# [Task description]
Report, word for word, every line of the material that contains "scopes".

# [Listing]
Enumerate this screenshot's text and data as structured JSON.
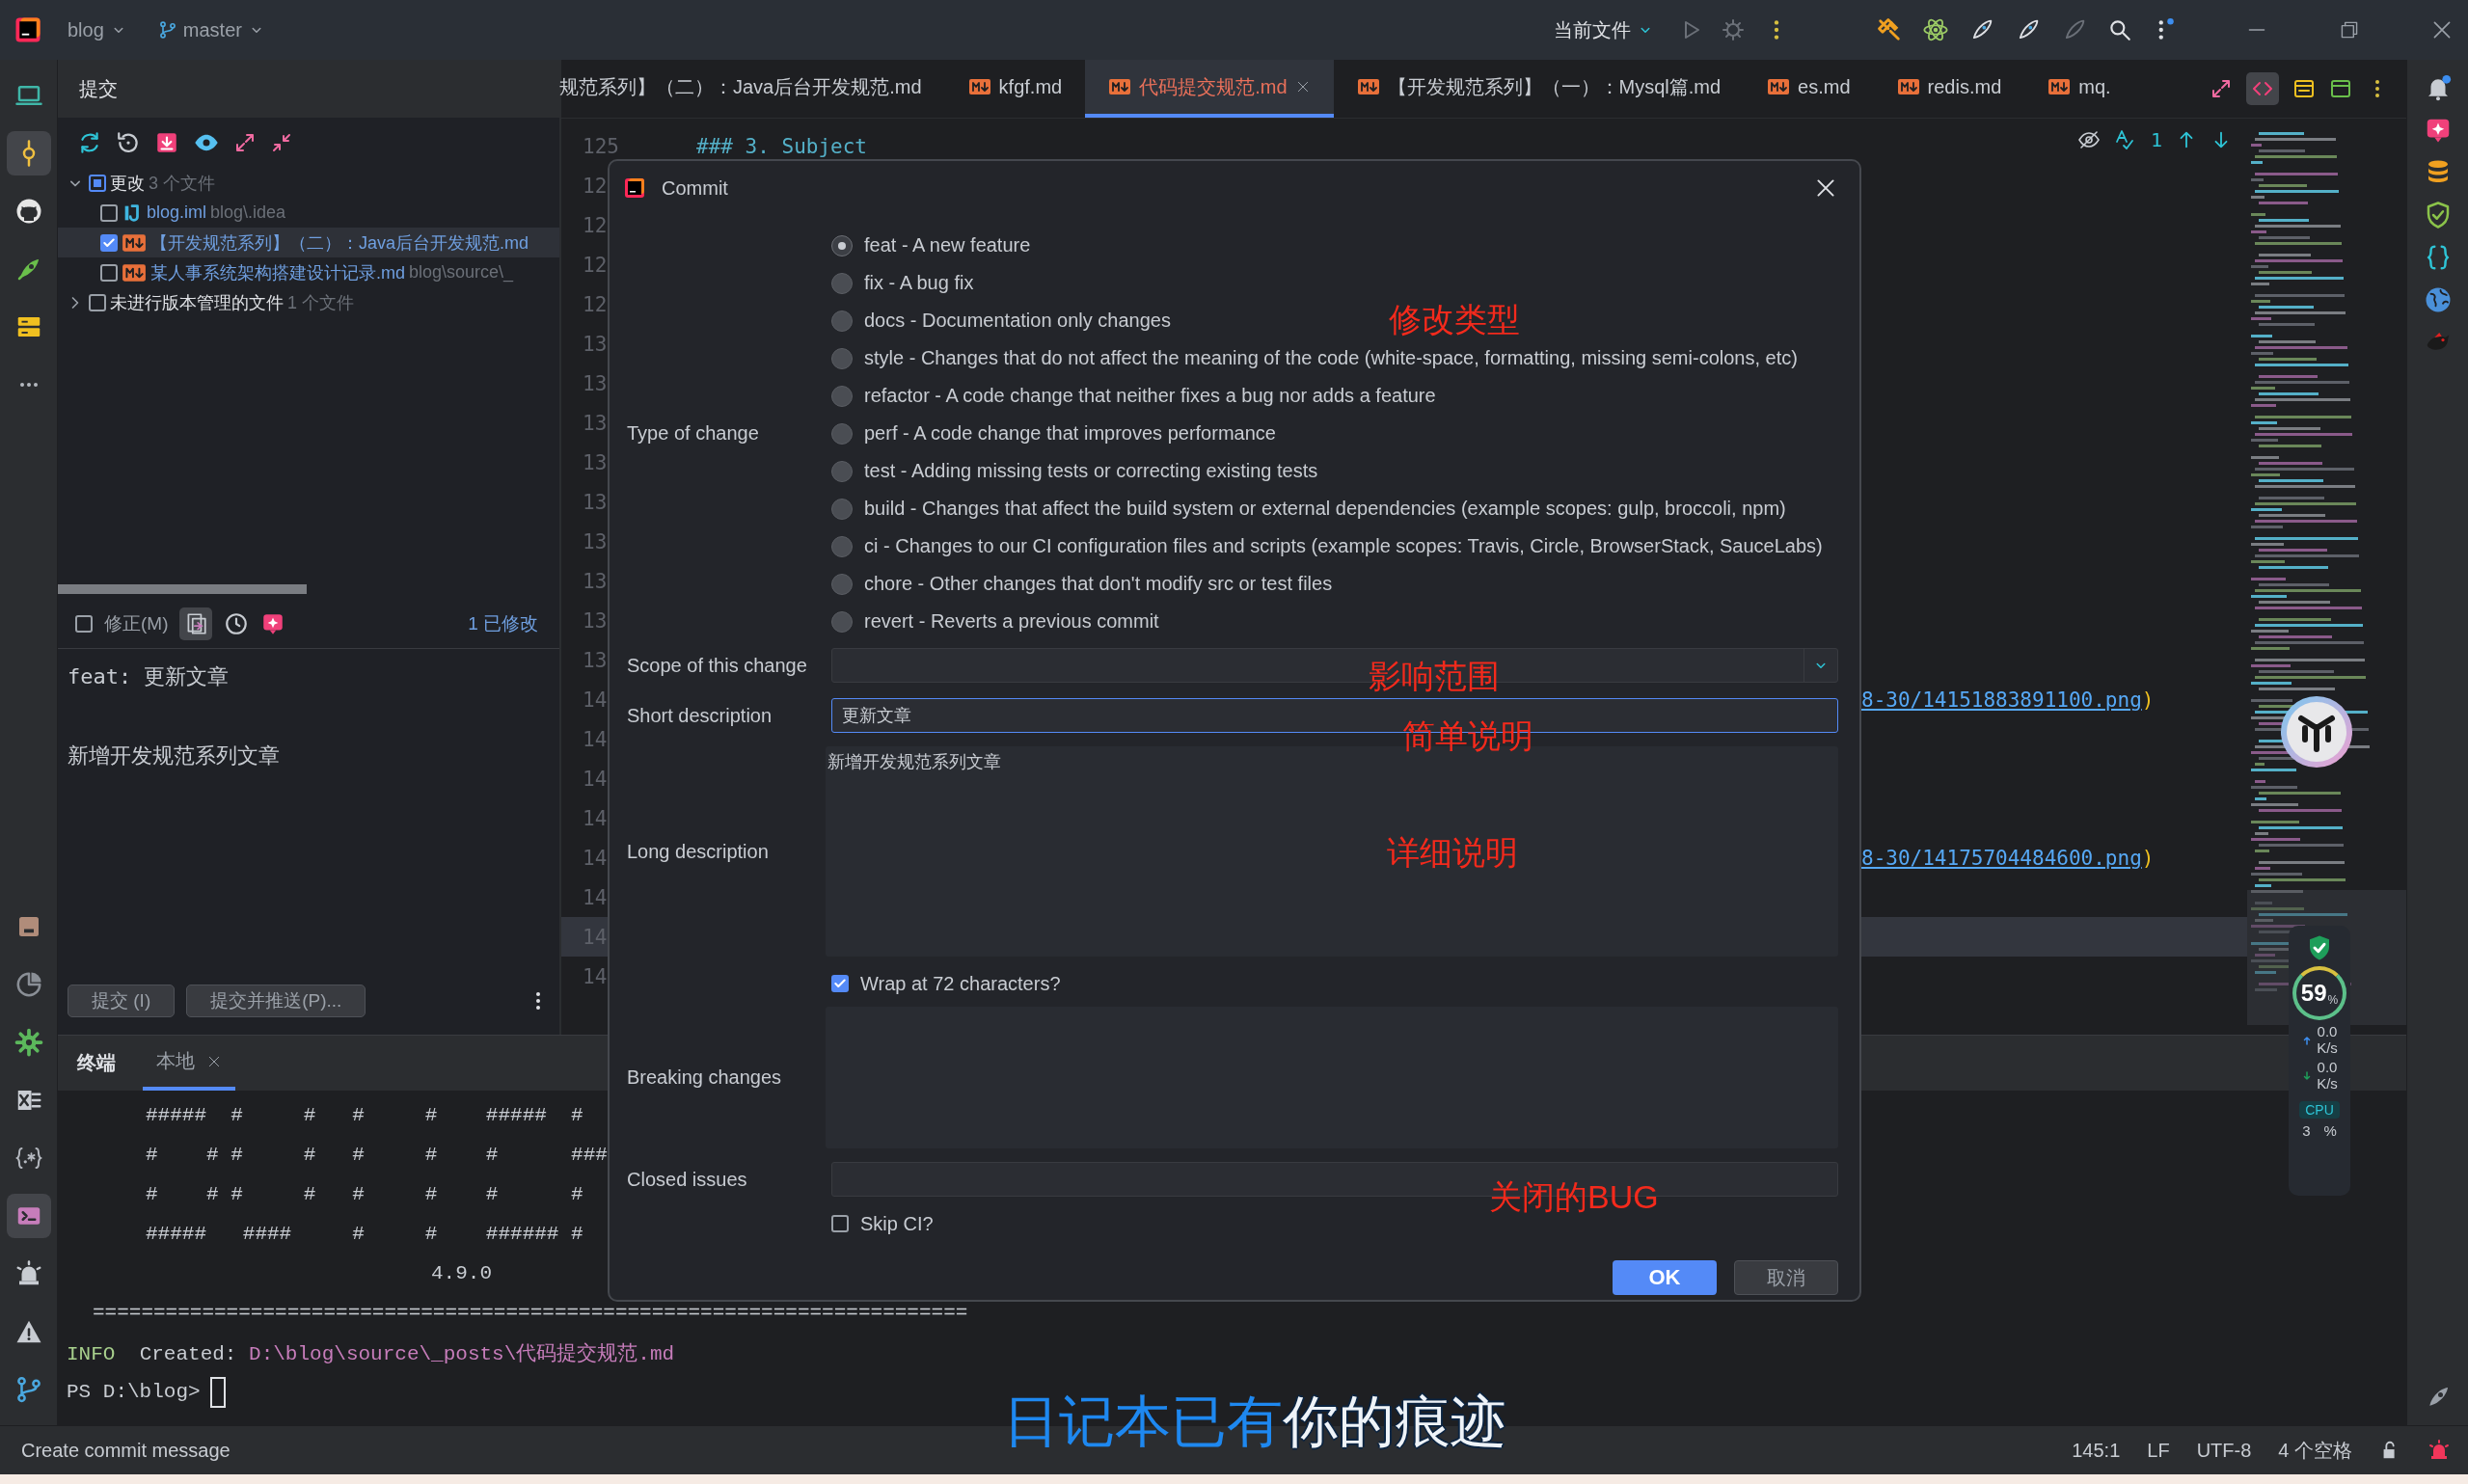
{
  "titlebar": {
    "project": "blog",
    "branch": "master",
    "run_config": "当前文件"
  },
  "tool_strip_top": [
    {
      "selected": false
    },
    {
      "selected": true
    },
    {
      "selected": false
    },
    {
      "selected": false
    },
    {
      "selected": false
    },
    {
      "selected": false
    }
  ],
  "tool_strip_bottom": [
    {
      "selected": false
    },
    {
      "selected": false
    },
    {
      "selected": false
    },
    {
      "selected": false
    },
    {
      "selected": false
    },
    {
      "selected": true
    },
    {
      "selected": false
    },
    {
      "selected": false
    },
    {
      "selected": false
    }
  ],
  "commit_panel": {
    "title": "提交",
    "tree": [
      {
        "label": "更改",
        "note": "3 个文件",
        "expanded": true,
        "checked": true,
        "partial": true,
        "children": [
          {
            "label": "blog.iml",
            "note": "blog\\.idea",
            "kind": "module",
            "checked": false,
            "selected": false
          },
          {
            "label": "【开发规范系列】（二）：Java后台开发规范.md",
            "kind": "md",
            "checked": true,
            "selected": true
          },
          {
            "label": "某人事系统架构搭建设计记录.md",
            "note": "blog\\source\\_",
            "kind": "md",
            "checked": false,
            "selected": false
          }
        ]
      },
      {
        "label": "未进行版本管理的文件",
        "note": "1 个文件",
        "expanded": false,
        "checked": false
      }
    ],
    "amend": {
      "label": "修正(M)",
      "checked": false
    },
    "modified_count": "1 已修改",
    "message": {
      "subject": "feat: 更新文章",
      "body": "新增开发规范系列文章"
    },
    "buttons": [
      "提交 (I)",
      "提交并推送(P)..."
    ]
  },
  "editor": {
    "tabs": [
      {
        "label": "规范系列】（二）：Java后台开发规范.md",
        "kind": "cut",
        "selected": false
      },
      {
        "label": "kfgf.md",
        "kind": "md",
        "selected": false
      },
      {
        "label": "代码提交规范.md",
        "kind": "md",
        "selected": true
      },
      {
        "label": "【开发规范系列】（一）：Mysql篇.md",
        "kind": "md",
        "selected": false
      },
      {
        "label": "es.md",
        "kind": "md",
        "selected": false
      },
      {
        "label": "redis.md",
        "kind": "md",
        "selected": false
      },
      {
        "label": "mq.",
        "kind": "md",
        "selected": false
      }
    ],
    "inspection_count": "1",
    "lines": [
      {
        "number": "125",
        "kind": "heading",
        "text": "### 3. Subject",
        "current": false
      },
      {
        "number": "12",
        "current": false
      },
      {
        "number": "12",
        "current": false
      },
      {
        "number": "12",
        "current": false
      },
      {
        "number": "12",
        "current": false
      },
      {
        "number": "13",
        "current": false
      },
      {
        "number": "13",
        "current": false
      },
      {
        "number": "13",
        "current": false
      },
      {
        "number": "13",
        "current": false
      },
      {
        "number": "13",
        "current": false
      },
      {
        "number": "13",
        "current": false
      },
      {
        "number": "13",
        "current": false
      },
      {
        "number": "13",
        "current": false
      },
      {
        "number": "13",
        "current": false
      },
      {
        "number": "14",
        "kind": "link",
        "text": "8-30/14151883891100.png",
        "suffix": ")",
        "current": false
      },
      {
        "number": "14",
        "current": false
      },
      {
        "number": "14",
        "current": false
      },
      {
        "number": "14",
        "current": false
      },
      {
        "number": "14",
        "kind": "link",
        "text": "8-30/14175704484600.png",
        "suffix": ")",
        "current": false
      },
      {
        "number": "14",
        "current": false
      },
      {
        "number": "14",
        "current": true
      },
      {
        "number": "14",
        "current": false
      }
    ]
  },
  "terminal": {
    "title": "终端",
    "tabs": [
      {
        "label": "本地",
        "selected": true
      }
    ],
    "lines": [
      {
        "kind": "art",
        "text": "#####  #     #   #     #    #####  #"
      },
      {
        "kind": "art",
        "text": "#    # #     #   #     #    #      ###"
      },
      {
        "kind": "art",
        "text": "#    # #     #   #     #    #      #"
      },
      {
        "kind": "art",
        "text": "#####   ####     #     #    ###### #"
      },
      {
        "kind": "version",
        "text": "4.9.0"
      },
      {
        "kind": "rule",
        "text": "========================================================================"
      },
      {
        "kind": "info",
        "level_tag": "INFO",
        "text": "Created: ",
        "path": "D:\\blog\\source\\_posts\\代码提交规范.md"
      },
      {
        "kind": "prompt",
        "text": "PS D:\\blog>"
      }
    ]
  },
  "status_bar": {
    "message": "Create commit message",
    "position": "145:1",
    "line_separator": "LF",
    "encoding": "UTF-8",
    "indent": "4 个空格"
  },
  "commit_dialog": {
    "title": "Commit",
    "type_label": "Type of change",
    "types": [
      {
        "label": "feat - A new feature",
        "selected": true
      },
      {
        "label": "fix - A bug fix",
        "selected": false
      },
      {
        "label": "docs - Documentation only changes",
        "selected": false
      },
      {
        "label": "style - Changes that do not affect the meaning of the code (white-space, formatting, missing semi-colons, etc)",
        "selected": false
      },
      {
        "label": "refactor - A code change that neither fixes a bug nor adds a feature",
        "selected": false
      },
      {
        "label": "perf - A code change that improves performance",
        "selected": false
      },
      {
        "label": "test - Adding missing tests or correcting existing tests",
        "selected": false
      },
      {
        "label": "build - Changes that affect the build system or external dependencies (example scopes: gulp, broccoli, npm)",
        "selected": false
      },
      {
        "label": "ci - Changes to our CI configuration files and scripts (example scopes: Travis, Circle, BrowserStack, SauceLabs)",
        "selected": false
      },
      {
        "label": "chore - Other changes that don't modify src or test files",
        "selected": false
      },
      {
        "label": "revert - Reverts a previous commit",
        "selected": false
      }
    ],
    "scope_label": "Scope of this change",
    "short_label": "Short description",
    "short_value": "更新文章",
    "long_label": "Long description",
    "long_value": "新增开发规范系列文章",
    "wrap": {
      "label": "Wrap at 72 characters?",
      "checked": true
    },
    "breaking_label": "Breaking changes",
    "closed_label": "Closed issues",
    "skip_ci": {
      "label": "Skip CI?",
      "checked": false
    },
    "ok": "OK",
    "cancel": "取消",
    "annotations": [
      "修改类型",
      "影响范围",
      "简单说明",
      "详细说明",
      "关闭的BUG"
    ]
  },
  "monitor_widget": {
    "percent": "59",
    "percent_unit": "%",
    "up": "0.0",
    "up_unit": "K/s",
    "down": "0.0",
    "down_unit": "K/s",
    "cpu_label": "CPU",
    "cpu": "3",
    "cpu_unit": "%"
  },
  "lyrics": {
    "sung": "日记本已有",
    "unsung": "你的痕迹"
  }
}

# [Solution to this exercise]
        "label": "build - Changes that affect the build system or external dependencies (example scopes: gulp, broccoli, npm)",
        "label": "ci - Changes to our CI configuration files and scripts (example scopes: Travis, Circle, BrowserStack, SauceLabs)",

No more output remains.